--- START Extracted material ---
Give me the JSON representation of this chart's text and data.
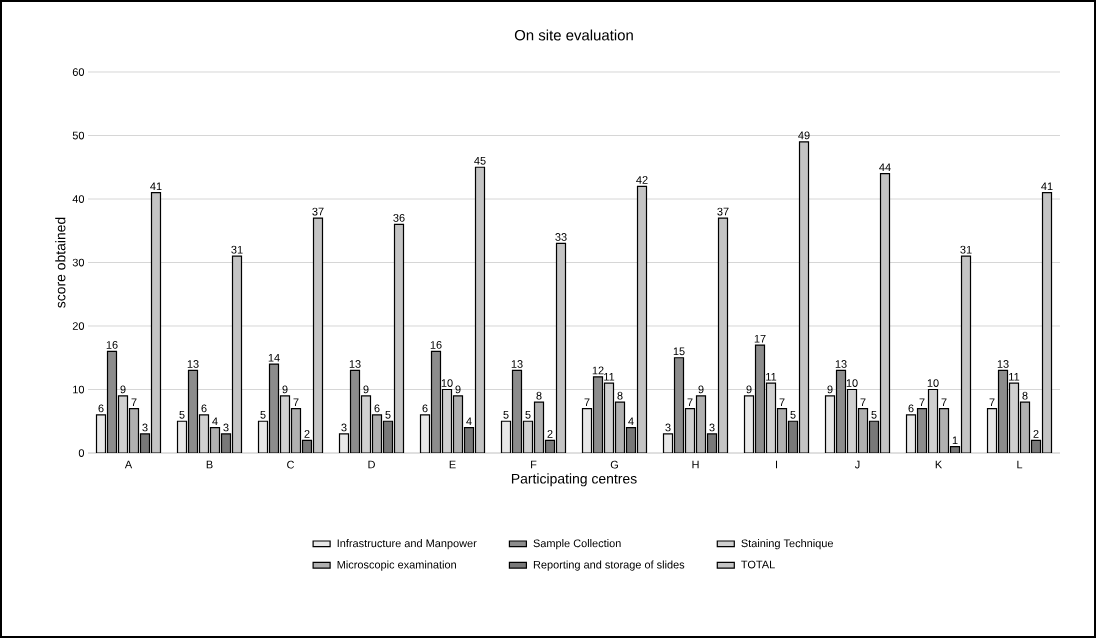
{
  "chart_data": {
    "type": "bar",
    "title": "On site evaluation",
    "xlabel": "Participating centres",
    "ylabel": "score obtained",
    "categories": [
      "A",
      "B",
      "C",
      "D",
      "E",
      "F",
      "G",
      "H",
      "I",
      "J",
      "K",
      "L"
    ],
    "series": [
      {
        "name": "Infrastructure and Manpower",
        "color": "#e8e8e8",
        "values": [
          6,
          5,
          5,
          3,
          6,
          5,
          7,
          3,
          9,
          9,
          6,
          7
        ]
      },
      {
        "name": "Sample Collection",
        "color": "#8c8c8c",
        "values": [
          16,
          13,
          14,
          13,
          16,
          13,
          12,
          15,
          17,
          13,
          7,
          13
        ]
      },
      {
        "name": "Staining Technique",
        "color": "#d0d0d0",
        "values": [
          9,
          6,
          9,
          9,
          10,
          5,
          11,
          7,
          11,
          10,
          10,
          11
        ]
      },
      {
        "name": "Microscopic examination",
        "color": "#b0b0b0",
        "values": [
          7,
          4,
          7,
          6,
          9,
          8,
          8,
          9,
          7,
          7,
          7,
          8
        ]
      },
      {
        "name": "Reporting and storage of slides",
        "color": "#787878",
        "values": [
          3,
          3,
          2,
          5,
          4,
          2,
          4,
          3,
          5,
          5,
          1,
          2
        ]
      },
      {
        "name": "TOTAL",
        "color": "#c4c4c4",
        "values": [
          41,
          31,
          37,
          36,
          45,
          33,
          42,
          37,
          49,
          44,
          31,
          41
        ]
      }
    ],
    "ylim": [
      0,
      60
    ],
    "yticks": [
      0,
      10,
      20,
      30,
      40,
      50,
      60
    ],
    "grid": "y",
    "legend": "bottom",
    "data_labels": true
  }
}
--- END Extracted material ---
■ Task details ■
Check each line of the records for the word "color" and extract those that contain it.

■ The reply ■
        "color": "#e8e8e8",
        "color": "#8c8c8c",
        "color": "#d0d0d0",
        "color": "#b0b0b0",
        "color": "#787878",
        "color": "#c4c4c4",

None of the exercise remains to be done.